Provided data:
╔══
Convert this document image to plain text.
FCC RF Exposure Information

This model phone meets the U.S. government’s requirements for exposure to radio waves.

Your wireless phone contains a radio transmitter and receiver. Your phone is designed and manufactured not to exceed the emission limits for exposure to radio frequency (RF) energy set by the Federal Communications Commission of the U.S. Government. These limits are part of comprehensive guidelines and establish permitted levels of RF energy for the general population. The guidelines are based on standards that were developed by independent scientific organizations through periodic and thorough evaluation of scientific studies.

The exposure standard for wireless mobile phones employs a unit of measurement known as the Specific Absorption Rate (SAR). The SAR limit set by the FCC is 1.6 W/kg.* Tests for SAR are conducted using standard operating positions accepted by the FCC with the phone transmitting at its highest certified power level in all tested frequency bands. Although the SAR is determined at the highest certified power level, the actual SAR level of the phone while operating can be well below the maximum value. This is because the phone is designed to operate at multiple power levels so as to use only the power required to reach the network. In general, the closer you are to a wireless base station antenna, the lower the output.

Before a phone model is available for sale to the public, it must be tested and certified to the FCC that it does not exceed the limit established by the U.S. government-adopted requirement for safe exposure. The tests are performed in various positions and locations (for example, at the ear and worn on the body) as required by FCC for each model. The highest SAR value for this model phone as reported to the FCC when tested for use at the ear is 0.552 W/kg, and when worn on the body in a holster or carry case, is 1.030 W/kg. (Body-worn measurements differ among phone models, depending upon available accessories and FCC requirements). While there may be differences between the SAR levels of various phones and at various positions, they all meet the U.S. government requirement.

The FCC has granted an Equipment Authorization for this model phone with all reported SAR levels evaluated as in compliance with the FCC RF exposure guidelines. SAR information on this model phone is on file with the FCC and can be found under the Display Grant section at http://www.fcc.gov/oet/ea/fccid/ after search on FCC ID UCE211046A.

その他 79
╚══
╔══
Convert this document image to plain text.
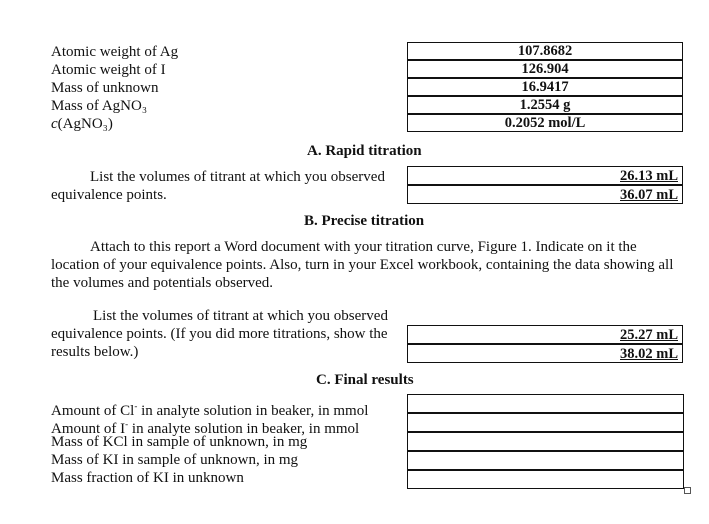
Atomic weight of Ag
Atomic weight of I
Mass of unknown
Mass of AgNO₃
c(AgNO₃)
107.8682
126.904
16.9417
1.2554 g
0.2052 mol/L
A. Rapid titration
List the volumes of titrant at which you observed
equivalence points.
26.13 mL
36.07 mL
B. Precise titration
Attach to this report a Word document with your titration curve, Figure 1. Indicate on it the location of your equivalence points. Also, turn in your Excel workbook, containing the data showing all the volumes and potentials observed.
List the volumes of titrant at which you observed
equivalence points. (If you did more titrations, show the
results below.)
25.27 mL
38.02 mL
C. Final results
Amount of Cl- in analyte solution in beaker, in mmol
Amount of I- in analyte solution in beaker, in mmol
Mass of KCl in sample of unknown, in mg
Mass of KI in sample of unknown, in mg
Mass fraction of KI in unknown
╚══
╔══
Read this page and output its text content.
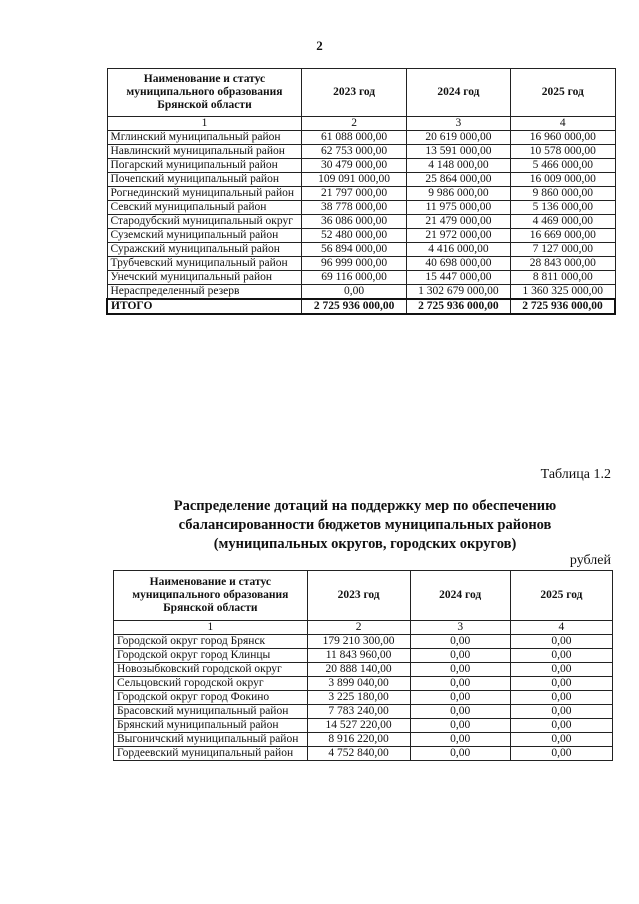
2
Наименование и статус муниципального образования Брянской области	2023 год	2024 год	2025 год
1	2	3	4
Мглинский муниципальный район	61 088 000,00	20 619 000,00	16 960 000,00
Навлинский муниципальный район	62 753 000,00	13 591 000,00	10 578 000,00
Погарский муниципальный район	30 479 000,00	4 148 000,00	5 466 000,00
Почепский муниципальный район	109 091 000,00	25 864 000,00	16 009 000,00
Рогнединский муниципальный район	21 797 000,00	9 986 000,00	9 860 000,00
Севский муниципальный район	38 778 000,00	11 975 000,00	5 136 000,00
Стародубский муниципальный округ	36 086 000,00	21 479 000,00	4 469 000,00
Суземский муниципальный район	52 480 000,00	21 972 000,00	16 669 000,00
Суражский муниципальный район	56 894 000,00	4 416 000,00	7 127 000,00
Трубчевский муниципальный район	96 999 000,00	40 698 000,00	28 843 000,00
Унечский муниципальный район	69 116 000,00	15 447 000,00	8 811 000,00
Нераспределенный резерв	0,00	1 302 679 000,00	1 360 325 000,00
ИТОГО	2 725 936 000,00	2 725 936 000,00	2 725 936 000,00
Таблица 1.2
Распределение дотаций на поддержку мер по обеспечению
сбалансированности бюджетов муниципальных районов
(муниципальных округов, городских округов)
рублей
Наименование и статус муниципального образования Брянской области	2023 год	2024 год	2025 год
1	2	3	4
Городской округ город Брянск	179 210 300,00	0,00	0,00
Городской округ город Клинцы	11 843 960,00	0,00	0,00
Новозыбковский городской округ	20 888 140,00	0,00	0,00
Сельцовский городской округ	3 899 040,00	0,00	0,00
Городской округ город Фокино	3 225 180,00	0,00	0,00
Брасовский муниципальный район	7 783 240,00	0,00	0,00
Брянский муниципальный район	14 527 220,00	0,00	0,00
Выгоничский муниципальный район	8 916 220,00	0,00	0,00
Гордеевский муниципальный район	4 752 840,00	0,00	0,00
╚══
Aim of the task:
Check each line of the records for the word "mmol" and extract those that contain it.

Answer for this exercise:
Amount of Cl- in analyte solution in beaker, in mmol
Amount of I- in analyte solution in beaker, in mmol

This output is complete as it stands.